START

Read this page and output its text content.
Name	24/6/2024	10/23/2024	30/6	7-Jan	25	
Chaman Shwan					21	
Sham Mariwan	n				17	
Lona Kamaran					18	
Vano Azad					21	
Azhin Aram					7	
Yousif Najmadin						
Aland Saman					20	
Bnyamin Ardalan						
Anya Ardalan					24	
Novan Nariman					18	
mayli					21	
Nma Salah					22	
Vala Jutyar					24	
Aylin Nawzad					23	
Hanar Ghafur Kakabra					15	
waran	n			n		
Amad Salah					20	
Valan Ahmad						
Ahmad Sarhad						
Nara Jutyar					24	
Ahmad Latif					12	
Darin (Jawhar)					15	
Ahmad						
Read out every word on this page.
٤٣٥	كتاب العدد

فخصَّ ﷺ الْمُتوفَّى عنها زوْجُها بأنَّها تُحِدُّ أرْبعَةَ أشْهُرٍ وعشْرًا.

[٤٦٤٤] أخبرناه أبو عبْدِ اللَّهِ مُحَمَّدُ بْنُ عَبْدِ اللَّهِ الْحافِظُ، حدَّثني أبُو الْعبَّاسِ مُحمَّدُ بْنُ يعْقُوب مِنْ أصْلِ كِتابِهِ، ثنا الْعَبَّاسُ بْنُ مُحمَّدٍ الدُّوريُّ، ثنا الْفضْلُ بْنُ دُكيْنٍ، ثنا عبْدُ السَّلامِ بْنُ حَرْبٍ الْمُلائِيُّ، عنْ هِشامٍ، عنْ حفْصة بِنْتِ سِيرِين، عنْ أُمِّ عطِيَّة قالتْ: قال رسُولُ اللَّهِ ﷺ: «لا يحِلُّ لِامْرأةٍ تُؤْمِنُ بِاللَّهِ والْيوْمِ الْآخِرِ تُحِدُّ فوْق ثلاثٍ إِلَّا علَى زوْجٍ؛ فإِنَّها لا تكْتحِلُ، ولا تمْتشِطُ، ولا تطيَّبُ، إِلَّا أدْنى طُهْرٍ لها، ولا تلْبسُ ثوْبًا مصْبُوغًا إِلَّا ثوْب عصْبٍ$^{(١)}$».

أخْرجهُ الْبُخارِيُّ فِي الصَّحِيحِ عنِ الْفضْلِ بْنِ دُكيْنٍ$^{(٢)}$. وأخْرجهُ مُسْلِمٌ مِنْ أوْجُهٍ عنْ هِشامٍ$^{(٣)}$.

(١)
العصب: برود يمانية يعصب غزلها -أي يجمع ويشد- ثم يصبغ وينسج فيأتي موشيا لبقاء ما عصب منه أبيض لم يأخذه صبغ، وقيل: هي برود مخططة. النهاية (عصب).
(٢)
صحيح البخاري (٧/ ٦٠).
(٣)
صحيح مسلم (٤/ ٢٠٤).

END

Write out the data again, exactly and in full.

RESULT FOR THIS EXERCISE:
Read this page and output its text content.
Name	24/6/2024	10/23/2024	30/6	7-Jan	25	
Chaman Shwan					21	
Sham Mariwan	n				17	
Lona Kamaran					18	
Vano Azad					21	
Azhin Aram					7	
Yousif Najmadin						
Aland Saman					20	
Bnyamin Ardalan						
Anya Ardalan					24	
Novan Nariman					18	
mayli					21	
Nma Salah					22	
Vala Jutyar					24	
Aylin Nawzad					23	
Hanar Ghafur Kakabra					15	
waran	n			n		
Amad Salah					20	
Valan Ahmad						
Ahmad Sarhad						
Nara Jutyar					24	
Ahmad Latif					12	
Darin (Jawhar)					15	
Ahmad						
Read out every word on this page.
٤٣٥	كتاب العدد

فخصَّ ﷺ الْمُتوفَّى عنها زوْجُها بأنَّها تُحِدُّ أرْبعَةَ أشْهُرٍ وعشْرًا.

[٤٦٤٤] أخبرناه أبو عبْدِ اللَّهِ مُحَمَّدُ بْنُ عَبْدِ اللَّهِ الْحافِظُ، حدَّثني أبُو الْعبَّاسِ مُحمَّدُ بْنُ يعْقُوب مِنْ أصْلِ كِتابِهِ، ثنا الْعَبَّاسُ بْنُ مُحمَّدٍ الدُّوريُّ، ثنا الْفضْلُ بْنُ دُكيْنٍ، ثنا عبْدُ السَّلامِ بْنُ حَرْبٍ الْمُلائِيُّ، عنْ هِشامٍ، عنْ حفْصة بِنْتِ سِيرِين، عنْ أُمِّ عطِيَّة قالتْ: قال رسُولُ اللَّهِ ﷺ: «لا يحِلُّ لِامْرأةٍ تُؤْمِنُ بِاللَّهِ والْيوْمِ الْآخِرِ تُحِدُّ فوْق ثلاثٍ إِلَّا علَى زوْجٍ؛ فإِنَّها لا تكْتحِلُ، ولا تمْتشِطُ، ولا تطيَّبُ، إِلَّا أدْنى طُهْرٍ لها، ولا تلْبسُ ثوْبًا مصْبُوغًا إِلَّا ثوْب عصْبٍ$^{(١)}$».

أخْرجهُ الْبُخارِيُّ فِي الصَّحِيحِ عنِ الْفضْلِ بْنِ دُكيْنٍ$^{(٢)}$. وأخْرجهُ مُسْلِمٌ مِنْ أوْجُهٍ عنْ هِشامٍ$^{(٣)}$.

(١)
العصب: برود يمانية يعصب غزلها -أي يجمع ويشد- ثم يصبغ وينسج فيأتي موشيا لبقاء ما عصب منه أبيض لم يأخذه صبغ، وقيل: هي برود مخططة. النهاية (عصب).
(٢)
صحيح البخاري (٧/ ٦٠).
(٣)
صحيح مسلم (٤/ ٢٠٤).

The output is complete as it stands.